The full set of entries, reproduced exactly, is the expected answer.

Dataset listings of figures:
══════════════════════════════
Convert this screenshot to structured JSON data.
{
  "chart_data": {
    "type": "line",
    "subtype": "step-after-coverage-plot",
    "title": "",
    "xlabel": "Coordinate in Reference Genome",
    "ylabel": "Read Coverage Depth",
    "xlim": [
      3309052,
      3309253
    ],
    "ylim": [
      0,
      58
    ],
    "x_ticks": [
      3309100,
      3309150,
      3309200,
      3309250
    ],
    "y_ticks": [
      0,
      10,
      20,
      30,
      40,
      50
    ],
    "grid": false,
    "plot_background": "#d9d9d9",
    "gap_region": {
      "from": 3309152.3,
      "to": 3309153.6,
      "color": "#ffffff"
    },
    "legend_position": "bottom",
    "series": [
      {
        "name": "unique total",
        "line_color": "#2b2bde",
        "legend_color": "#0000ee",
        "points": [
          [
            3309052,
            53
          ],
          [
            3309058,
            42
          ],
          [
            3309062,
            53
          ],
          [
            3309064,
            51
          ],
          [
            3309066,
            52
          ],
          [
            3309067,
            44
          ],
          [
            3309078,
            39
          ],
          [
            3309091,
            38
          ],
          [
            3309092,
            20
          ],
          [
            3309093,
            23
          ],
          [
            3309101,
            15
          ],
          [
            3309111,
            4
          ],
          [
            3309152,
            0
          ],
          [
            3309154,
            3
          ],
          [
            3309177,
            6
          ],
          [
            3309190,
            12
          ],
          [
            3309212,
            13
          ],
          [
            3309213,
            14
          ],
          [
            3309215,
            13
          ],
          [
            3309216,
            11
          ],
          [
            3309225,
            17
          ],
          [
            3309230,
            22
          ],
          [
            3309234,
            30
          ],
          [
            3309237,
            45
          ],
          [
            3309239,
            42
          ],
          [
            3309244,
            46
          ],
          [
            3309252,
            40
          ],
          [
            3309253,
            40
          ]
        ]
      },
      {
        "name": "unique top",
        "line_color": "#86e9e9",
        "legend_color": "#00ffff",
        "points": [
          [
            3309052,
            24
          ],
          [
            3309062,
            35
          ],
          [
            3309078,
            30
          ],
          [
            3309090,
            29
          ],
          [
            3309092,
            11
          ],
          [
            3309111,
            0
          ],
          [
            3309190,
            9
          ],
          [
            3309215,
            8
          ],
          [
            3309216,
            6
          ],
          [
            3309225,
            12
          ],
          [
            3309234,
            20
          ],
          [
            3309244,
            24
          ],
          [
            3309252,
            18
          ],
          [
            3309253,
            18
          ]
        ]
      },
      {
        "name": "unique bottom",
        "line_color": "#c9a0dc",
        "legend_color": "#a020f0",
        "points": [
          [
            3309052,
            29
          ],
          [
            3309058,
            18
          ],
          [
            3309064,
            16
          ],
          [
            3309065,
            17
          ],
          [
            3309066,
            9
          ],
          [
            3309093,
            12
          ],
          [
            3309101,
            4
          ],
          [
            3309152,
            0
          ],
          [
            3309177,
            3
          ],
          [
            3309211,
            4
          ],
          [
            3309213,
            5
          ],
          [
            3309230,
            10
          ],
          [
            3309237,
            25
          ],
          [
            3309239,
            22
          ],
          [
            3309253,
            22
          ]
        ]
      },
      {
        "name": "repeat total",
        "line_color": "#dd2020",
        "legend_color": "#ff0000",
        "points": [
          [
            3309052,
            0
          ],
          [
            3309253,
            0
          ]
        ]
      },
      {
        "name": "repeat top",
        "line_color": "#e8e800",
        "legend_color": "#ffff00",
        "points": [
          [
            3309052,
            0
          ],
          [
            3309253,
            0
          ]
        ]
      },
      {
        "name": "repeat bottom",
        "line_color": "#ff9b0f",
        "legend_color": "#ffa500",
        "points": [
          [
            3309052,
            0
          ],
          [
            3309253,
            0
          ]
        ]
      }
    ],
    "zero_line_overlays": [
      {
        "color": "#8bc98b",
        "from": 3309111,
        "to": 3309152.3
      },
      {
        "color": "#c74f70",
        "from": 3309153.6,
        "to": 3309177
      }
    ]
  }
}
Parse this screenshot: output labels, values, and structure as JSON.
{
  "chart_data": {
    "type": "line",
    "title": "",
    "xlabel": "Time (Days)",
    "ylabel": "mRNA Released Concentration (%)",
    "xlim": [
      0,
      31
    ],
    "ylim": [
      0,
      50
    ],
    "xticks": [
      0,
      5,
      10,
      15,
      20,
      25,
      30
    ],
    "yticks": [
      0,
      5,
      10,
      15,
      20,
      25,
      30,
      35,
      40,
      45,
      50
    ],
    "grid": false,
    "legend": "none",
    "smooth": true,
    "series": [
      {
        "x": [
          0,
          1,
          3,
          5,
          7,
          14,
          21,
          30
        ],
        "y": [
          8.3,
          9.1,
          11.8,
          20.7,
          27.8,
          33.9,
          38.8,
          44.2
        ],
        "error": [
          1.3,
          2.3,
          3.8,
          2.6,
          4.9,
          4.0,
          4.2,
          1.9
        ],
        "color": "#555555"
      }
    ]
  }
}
══════════════════════════════
→ **Result of this task**:
Convert this screenshot to structured JSON data.
{
  "chart_data": {
    "type": "line",
    "subtype": "step-after-coverage-plot",
    "title": "",
    "xlabel": "Coordinate in Reference Genome",
    "ylabel": "Read Coverage Depth",
    "xlim": [
      3309052,
      3309253
    ],
    "ylim": [
      0,
      58
    ],
    "x_ticks": [
      3309100,
      3309150,
      3309200,
      3309250
    ],
    "y_ticks": [
      0,
      10,
      20,
      30,
      40,
      50
    ],
    "grid": false,
    "plot_background": "#d9d9d9",
    "gap_region": {
      "from": 3309152.3,
      "to": 3309153.6,
      "color": "#ffffff"
    },
    "legend_position": "bottom",
    "series": [
      {
        "name": "unique total",
        "line_color": "#2b2bde",
        "legend_color": "#0000ee",
        "points": [
          [
            3309052,
            53
          ],
          [
            3309058,
            42
          ],
          [
            3309062,
            53
          ],
          [
            3309064,
            51
          ],
          [
            3309066,
            52
          ],
          [
            3309067,
            44
          ],
          [
            3309078,
            39
          ],
          [
            3309091,
            38
          ],
          [
            3309092,
            20
          ],
          [
            3309093,
            23
          ],
          [
            3309101,
            15
          ],
          [
            3309111,
            4
          ],
          [
            3309152,
            0
          ],
          [
            3309154,
            3
          ],
          [
            3309177,
            6
          ],
          [
            3309190,
            12
          ],
          [
            3309212,
            13
          ],
          [
            3309213,
            14
          ],
          [
            3309215,
            13
          ],
          [
            3309216,
            11
          ],
          [
            3309225,
            17
          ],
          [
            3309230,
            22
          ],
          [
            3309234,
            30
          ],
          [
            3309237,
            45
          ],
          [
            3309239,
            42
          ],
          [
            3309244,
            46
          ],
          [
            3309252,
            40
          ],
          [
            3309253,
            40
          ]
        ]
      },
      {
        "name": "unique top",
        "line_color": "#86e9e9",
        "legend_color": "#00ffff",
        "points": [
          [
            3309052,
            24
          ],
          [
            3309062,
            35
          ],
          [
            3309078,
            30
          ],
          [
            3309090,
            29
          ],
          [
            3309092,
            11
          ],
          [
            3309111,
            0
          ],
          [
            3309190,
            9
          ],
          [
            3309215,
            8
          ],
          [
            3309216,
            6
          ],
          [
            3309225,
            12
          ],
          [
            3309234,
            20
          ],
          [
            3309244,
            24
          ],
          [
            3309252,
            18
          ],
          [
            3309253,
            18
          ]
        ]
      },
      {
        "name": "unique bottom",
        "line_color": "#c9a0dc",
        "legend_color": "#a020f0",
        "points": [
          [
            3309052,
            29
          ],
          [
            3309058,
            18
          ],
          [
            3309064,
            16
          ],
          [
            3309065,
            17
          ],
          [
            3309066,
            9
          ],
          [
            3309093,
            12
          ],
          [
            3309101,
            4
          ],
          [
            3309152,
            0
          ],
          [
            3309177,
            3
          ],
          [
            3309211,
            4
          ],
          [
            3309213,
            5
          ],
          [
            3309230,
            10
          ],
          [
            3309237,
            25
          ],
          [
            3309239,
            22
          ],
          [
            3309253,
            22
          ]
        ]
      },
      {
        "name": "repeat total",
        "line_color": "#dd2020",
        "legend_color": "#ff0000",
        "points": [
          [
            3309052,
            0
          ],
          [
            3309253,
            0
          ]
        ]
      },
      {
        "name": "repeat top",
        "line_color": "#e8e800",
        "legend_color": "#ffff00",
        "points": [
          [
            3309052,
            0
          ],
          [
            3309253,
            0
          ]
        ]
      },
      {
        "name": "repeat bottom",
        "line_color": "#ff9b0f",
        "legend_color": "#ffa500",
        "points": [
          [
            3309052,
            0
          ],
          [
            3309253,
            0
          ]
        ]
      }
    ],
    "zero_line_overlays": [
      {
        "color": "#8bc98b",
        "from": 3309111,
        "to": 3309152.3
      },
      {
        "color": "#c74f70",
        "from": 3309153.6,
        "to": 3309177
      }
    ]
  }
}
Parse this screenshot: output labels, values, and structure as JSON.
{
  "chart_data": {
    "type": "line",
    "title": "",
    "xlabel": "Time (Days)",
    "ylabel": "mRNA Released Concentration (%)",
    "xlim": [
      0,
      31
    ],
    "ylim": [
      0,
      50
    ],
    "xticks": [
      0,
      5,
      10,
      15,
      20,
      25,
      30
    ],
    "yticks": [
      0,
      5,
      10,
      15,
      20,
      25,
      30,
      35,
      40,
      45,
      50
    ],
    "grid": false,
    "legend": "none",
    "smooth": true,
    "series": [
      {
        "x": [
          0,
          1,
          3,
          5,
          7,
          14,
          21,
          30
        ],
        "y": [
          8.3,
          9.1,
          11.8,
          20.7,
          27.8,
          33.9,
          38.8,
          44.2
        ],
        "error": [
          1.3,
          2.3,
          3.8,
          2.6,
          4.9,
          4.0,
          4.2,
          1.9
        ],
        "color": "#555555"
      }
    ]
  }
}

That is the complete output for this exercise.